- The tasks -
• 1. Summarize the Trump commentary in two sentences.
• 2. Copy out the Trump commentary between "Trump seems exotic" and "just like him.", inclusive, switching "D.C. insiders" to "Washington insiders".
--- BEGIN Document excerpt ---
Posted on 02/14/2016 11:42:59 AM PST by Louis Foxwell

Thursday, February 11, 2016

To Understand Trump, You Have to Understand New York

Posted by Daniel Greenfield

The conservative consensus around Trump has solidified into, "He's the devil" or "He's our savior." Either Trump is going to destroy the establishment and save us all. Or he's secretly in league with Hillary Clinton to rig the election. There's very little room for the middle ground here.

But Trump isn't either of these things. He's just Trump. And it's important to understand who he is.  Instead of the narratives that the different sides are building around him.

Trump seems exotic in a Republican system dominated by D.C. insiders from northeastern suburbs and filled with southern and western candidates. But local politics in New York is filled with guys who have the same blend of liberal-conservative politics and talk and sound just like him.

Giuliani's political career really began with him yelling, "He blames it on me! He blames it on you! Bulls__t" at a police rally. The cops then took over City Hall chanting, "No justice, no police."

Christie's national rise began with the release of videos in which he berated union members and humiliated questioners. Republicans fell in love, at least until the infamous Obama hug happened. And yet the establishment forgets that some of its key members were begging a guy who has the same personality, attitude and style as Trump to run for president before the last election.
--- END Document excerpt ---
--- BEGIN Record set ---
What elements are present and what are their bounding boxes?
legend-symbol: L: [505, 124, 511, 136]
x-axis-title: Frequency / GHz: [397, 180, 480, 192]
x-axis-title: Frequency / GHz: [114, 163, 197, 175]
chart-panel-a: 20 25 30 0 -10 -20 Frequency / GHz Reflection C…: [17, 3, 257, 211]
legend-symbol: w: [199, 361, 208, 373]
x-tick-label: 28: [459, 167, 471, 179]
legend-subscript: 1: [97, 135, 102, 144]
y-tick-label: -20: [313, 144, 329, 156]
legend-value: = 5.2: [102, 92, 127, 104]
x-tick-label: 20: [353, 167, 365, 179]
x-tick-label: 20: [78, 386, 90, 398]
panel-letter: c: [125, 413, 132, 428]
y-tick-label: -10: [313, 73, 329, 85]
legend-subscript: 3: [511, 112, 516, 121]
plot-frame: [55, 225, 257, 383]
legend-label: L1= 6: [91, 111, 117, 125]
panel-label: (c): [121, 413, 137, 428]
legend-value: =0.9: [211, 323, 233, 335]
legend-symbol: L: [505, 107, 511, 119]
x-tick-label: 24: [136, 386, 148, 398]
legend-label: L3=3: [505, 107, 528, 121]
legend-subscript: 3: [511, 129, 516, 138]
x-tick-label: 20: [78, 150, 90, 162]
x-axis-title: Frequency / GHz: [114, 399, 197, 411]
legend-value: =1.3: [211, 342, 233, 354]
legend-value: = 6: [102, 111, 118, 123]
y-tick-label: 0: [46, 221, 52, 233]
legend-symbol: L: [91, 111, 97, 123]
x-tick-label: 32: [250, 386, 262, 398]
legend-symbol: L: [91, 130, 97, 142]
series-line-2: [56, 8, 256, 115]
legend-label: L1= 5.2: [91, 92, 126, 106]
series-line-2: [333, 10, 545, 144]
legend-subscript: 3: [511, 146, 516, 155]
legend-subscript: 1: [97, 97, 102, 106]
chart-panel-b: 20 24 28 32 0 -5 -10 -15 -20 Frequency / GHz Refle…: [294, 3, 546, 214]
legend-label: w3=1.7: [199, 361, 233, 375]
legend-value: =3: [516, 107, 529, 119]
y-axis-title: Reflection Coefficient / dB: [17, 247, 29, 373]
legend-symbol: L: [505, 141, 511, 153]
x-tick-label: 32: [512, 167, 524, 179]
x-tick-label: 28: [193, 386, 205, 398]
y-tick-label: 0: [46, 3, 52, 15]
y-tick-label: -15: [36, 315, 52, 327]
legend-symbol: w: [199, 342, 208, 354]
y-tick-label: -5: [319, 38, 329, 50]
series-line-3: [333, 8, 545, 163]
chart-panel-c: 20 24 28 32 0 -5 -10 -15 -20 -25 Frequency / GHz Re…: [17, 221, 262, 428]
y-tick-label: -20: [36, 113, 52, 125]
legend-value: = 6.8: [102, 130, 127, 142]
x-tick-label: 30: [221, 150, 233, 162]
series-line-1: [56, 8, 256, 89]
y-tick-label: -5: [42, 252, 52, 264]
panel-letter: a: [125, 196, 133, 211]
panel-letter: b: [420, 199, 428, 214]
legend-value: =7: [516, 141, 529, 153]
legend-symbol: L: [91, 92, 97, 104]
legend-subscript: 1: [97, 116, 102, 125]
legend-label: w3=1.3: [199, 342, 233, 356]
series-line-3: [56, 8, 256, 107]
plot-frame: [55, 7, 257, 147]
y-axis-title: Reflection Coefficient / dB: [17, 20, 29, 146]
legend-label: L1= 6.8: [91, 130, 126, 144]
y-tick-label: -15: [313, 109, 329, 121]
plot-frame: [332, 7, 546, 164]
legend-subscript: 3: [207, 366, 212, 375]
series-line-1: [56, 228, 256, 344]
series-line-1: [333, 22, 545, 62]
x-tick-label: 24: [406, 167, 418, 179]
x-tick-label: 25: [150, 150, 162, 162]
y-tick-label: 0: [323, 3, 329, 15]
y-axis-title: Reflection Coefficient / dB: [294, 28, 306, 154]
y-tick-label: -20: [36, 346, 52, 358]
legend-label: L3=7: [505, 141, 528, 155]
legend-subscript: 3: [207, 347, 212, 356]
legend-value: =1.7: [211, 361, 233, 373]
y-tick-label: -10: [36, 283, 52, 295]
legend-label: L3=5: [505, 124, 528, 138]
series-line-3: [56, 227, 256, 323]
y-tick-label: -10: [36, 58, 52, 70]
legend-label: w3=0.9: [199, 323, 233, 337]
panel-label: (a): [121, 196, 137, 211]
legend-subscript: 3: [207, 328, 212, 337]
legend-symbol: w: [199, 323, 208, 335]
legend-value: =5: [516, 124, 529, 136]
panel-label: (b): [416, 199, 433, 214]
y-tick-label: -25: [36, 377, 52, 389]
--- END Record set ---
--- BEGIN Record set ---
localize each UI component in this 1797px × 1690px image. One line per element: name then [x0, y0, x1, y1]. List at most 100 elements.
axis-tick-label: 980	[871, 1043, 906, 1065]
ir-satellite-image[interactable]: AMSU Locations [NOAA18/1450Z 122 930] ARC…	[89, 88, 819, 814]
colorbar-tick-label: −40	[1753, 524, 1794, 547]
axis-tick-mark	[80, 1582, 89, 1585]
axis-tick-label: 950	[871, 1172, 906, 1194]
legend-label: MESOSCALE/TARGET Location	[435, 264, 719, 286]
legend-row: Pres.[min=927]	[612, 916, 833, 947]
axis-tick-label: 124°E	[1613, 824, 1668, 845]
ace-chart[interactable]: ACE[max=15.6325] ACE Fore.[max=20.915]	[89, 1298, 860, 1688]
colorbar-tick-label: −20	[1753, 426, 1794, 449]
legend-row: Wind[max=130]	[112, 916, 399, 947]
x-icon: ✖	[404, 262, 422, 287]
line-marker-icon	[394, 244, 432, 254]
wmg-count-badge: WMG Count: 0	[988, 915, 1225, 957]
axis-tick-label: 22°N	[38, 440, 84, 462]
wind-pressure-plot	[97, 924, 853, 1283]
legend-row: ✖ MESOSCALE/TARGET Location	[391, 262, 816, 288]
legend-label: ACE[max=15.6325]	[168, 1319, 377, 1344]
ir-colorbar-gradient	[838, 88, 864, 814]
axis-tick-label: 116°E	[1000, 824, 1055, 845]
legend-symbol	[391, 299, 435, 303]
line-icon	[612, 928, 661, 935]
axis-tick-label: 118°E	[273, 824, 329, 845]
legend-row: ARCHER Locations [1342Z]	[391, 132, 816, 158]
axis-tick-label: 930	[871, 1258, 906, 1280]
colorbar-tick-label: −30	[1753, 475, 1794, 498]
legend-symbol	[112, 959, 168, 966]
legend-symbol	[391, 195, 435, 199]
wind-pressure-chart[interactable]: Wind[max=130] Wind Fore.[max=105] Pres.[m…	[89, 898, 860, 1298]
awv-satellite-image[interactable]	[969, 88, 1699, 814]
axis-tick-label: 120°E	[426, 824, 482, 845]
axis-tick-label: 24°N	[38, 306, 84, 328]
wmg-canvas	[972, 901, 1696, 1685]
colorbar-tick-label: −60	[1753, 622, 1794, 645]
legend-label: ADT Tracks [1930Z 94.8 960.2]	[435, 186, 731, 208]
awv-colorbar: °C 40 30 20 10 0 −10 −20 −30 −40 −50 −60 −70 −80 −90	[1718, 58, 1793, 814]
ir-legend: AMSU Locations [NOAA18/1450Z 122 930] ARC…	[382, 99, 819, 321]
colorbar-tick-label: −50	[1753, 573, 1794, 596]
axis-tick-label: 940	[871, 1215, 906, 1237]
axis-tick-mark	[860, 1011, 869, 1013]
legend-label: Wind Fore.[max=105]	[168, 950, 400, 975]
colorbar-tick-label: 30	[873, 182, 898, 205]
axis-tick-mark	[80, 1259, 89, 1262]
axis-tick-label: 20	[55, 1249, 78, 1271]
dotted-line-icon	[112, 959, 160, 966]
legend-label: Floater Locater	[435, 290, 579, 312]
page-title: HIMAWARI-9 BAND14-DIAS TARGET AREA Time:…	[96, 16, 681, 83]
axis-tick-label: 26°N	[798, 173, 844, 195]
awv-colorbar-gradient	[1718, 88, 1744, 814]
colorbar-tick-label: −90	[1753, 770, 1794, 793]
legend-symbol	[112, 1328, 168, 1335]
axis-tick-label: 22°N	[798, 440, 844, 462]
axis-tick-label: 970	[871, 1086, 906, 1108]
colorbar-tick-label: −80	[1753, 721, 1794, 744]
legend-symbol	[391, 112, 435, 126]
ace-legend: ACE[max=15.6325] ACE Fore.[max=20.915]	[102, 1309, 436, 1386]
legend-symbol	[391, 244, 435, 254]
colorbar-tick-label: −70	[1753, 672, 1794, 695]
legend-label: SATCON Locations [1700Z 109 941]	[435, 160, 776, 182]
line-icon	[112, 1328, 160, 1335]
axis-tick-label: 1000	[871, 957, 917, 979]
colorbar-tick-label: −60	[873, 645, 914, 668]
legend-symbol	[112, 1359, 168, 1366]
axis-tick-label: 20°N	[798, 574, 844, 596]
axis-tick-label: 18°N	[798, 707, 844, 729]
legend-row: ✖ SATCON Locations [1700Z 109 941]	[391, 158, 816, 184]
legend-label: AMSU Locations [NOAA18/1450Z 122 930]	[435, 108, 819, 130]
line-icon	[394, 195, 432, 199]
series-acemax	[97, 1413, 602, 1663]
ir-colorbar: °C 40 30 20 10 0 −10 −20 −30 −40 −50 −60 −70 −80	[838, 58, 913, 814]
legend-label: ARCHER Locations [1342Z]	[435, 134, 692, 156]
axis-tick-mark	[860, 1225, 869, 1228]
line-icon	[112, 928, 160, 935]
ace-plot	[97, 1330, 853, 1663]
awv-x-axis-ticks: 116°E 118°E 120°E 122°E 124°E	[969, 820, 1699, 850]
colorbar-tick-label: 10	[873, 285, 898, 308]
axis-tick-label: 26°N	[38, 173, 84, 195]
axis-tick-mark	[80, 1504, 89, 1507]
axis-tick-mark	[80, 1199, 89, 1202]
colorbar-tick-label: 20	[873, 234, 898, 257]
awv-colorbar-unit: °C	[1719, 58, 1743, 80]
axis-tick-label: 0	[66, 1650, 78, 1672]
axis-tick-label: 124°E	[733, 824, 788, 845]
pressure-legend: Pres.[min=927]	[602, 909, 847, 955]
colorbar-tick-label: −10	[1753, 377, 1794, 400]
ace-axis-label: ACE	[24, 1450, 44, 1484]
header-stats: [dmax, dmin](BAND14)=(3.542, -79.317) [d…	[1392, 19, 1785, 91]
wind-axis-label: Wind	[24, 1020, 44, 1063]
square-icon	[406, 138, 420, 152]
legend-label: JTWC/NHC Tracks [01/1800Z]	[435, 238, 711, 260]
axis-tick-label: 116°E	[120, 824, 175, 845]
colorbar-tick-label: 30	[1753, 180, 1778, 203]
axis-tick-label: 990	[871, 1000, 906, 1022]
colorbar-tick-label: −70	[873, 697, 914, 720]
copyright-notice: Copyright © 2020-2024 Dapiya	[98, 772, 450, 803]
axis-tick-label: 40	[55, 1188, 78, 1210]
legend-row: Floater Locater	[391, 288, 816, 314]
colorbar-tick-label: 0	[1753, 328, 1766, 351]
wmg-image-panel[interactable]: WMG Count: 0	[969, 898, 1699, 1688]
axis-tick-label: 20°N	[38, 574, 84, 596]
--- END Record set ---
- Answers below -
• 1. Conservatives have hardened into seeing Trump as either the devil or a savior, but he is neither and should be understood as himself rather than through those narratives. His blend of liberal-conservative politics and his way of talking are common in New York local politics, as shown by the combative moments that launched the rises of Giuliani and Christie.

• 2.
Trump seems exotic in a Republican system dominated by Washington insiders from northeastern suburbs and filled with southern and western candidates. But local politics in New York is filled with guys who have the same blend of liberal-conservative politics and talk and sound just like him.